RECORDS FOR THIS TASK =

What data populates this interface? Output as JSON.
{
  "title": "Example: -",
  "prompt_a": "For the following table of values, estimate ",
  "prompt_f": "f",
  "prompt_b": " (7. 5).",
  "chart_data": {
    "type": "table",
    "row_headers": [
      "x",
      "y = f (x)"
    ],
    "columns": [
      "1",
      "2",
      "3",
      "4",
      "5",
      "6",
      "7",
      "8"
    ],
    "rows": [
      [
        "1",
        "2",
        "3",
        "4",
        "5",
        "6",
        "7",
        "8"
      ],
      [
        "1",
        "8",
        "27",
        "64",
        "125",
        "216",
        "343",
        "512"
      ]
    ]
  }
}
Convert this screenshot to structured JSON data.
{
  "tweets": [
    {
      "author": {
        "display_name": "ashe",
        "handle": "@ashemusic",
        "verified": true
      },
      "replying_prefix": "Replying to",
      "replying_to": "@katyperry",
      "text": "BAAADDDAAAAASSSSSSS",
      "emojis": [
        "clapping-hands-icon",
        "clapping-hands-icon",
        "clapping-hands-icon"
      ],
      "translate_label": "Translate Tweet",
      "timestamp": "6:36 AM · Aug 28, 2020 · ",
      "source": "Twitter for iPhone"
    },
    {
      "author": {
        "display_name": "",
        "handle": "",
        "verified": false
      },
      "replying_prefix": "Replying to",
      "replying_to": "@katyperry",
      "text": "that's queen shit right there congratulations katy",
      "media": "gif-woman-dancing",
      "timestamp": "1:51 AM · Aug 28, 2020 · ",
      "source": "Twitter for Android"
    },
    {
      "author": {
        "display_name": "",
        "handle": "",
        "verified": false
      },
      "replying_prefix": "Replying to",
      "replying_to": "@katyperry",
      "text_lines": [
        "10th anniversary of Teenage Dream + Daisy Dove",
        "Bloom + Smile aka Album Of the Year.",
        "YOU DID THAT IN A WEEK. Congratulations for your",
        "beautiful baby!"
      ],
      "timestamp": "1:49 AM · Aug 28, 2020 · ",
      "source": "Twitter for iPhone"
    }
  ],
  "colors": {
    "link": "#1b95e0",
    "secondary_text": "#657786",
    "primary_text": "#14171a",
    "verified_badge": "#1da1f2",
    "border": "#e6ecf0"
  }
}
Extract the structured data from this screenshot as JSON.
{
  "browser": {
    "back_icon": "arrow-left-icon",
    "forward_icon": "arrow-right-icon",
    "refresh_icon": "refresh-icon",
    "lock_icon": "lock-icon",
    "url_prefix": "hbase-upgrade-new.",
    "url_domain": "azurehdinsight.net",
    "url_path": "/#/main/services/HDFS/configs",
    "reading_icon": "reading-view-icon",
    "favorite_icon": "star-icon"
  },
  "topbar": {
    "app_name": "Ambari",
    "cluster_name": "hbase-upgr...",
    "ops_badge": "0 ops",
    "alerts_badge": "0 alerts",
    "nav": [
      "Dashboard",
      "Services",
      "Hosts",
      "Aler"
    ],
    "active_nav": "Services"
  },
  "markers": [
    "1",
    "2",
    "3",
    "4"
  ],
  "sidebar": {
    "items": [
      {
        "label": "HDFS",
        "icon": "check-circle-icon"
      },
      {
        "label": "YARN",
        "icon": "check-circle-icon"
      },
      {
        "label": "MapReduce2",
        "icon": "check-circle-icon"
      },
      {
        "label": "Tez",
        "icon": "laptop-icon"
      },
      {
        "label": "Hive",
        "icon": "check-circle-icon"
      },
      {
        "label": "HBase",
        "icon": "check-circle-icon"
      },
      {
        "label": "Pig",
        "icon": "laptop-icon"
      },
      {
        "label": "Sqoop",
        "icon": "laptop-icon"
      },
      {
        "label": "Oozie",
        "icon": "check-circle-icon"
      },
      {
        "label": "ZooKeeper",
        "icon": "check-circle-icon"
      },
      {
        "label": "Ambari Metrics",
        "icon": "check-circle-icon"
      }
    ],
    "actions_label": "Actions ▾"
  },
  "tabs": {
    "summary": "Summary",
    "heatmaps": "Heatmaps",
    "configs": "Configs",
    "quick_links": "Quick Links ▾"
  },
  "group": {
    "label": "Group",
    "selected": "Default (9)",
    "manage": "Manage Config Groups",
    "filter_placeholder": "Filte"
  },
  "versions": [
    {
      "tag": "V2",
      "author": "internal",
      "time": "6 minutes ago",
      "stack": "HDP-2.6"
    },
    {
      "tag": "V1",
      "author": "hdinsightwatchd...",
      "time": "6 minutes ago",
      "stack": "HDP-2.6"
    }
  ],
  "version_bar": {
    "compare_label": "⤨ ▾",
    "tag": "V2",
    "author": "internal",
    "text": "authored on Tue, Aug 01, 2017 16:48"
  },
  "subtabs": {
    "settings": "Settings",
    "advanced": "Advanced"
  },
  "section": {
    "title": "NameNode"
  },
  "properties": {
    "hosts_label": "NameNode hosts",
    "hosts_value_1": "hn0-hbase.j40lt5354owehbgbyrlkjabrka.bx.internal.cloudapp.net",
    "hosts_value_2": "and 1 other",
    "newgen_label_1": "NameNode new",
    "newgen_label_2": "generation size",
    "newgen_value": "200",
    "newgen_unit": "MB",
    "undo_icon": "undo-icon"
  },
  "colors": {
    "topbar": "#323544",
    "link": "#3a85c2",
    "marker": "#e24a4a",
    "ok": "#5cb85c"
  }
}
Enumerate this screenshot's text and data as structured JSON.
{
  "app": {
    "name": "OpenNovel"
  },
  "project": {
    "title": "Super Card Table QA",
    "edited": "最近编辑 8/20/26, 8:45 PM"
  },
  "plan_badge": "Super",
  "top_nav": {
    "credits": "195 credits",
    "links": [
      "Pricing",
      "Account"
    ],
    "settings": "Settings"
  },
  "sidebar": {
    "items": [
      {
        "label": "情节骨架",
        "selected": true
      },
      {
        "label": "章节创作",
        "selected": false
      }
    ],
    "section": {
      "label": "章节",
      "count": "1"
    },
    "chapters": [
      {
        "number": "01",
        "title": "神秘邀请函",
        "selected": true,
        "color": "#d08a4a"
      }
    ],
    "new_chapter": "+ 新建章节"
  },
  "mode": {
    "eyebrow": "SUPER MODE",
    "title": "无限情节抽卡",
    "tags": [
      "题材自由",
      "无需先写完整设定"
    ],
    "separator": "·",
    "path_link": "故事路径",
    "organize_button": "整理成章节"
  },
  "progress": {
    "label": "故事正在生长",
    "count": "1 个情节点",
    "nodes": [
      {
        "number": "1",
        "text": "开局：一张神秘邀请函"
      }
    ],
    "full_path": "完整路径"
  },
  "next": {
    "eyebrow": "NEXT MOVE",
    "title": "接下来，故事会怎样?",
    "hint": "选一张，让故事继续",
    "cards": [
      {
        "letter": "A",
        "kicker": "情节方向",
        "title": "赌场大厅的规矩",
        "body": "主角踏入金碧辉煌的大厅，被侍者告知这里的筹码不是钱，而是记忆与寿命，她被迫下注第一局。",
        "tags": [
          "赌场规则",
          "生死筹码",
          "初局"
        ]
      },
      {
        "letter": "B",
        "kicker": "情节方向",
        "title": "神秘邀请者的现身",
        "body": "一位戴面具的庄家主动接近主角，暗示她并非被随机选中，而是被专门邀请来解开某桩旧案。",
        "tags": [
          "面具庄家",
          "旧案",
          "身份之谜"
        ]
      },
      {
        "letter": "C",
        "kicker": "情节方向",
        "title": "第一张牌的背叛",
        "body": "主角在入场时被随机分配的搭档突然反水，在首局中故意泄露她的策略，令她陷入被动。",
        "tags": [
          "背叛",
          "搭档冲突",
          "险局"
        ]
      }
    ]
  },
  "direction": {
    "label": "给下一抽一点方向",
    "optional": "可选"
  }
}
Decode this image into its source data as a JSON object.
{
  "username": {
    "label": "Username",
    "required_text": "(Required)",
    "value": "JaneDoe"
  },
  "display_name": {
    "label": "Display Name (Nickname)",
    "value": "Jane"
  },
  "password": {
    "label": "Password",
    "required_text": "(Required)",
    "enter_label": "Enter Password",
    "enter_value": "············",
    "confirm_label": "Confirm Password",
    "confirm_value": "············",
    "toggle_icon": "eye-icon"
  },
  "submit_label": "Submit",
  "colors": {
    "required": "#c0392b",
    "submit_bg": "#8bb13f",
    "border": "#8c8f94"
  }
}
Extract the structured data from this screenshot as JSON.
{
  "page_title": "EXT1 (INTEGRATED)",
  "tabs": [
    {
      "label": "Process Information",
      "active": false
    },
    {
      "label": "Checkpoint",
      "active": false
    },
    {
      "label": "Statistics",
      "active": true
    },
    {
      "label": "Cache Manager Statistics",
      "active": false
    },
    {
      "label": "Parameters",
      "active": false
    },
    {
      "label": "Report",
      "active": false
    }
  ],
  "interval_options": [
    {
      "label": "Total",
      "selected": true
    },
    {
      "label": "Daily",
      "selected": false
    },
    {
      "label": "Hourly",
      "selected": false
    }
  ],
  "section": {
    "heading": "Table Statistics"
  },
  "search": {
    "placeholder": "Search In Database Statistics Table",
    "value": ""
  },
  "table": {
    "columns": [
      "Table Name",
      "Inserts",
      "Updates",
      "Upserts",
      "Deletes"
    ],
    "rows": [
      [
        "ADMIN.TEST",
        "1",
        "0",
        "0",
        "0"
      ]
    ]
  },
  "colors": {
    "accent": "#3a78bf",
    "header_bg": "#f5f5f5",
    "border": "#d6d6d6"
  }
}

TASK = Find every line above that contains the word "NameNode", and return each one.

RESULT OF THE TASK =
    "title": "NameNode"
    "hosts_label": "NameNode hosts",
    "newgen_label_1": "NameNode new",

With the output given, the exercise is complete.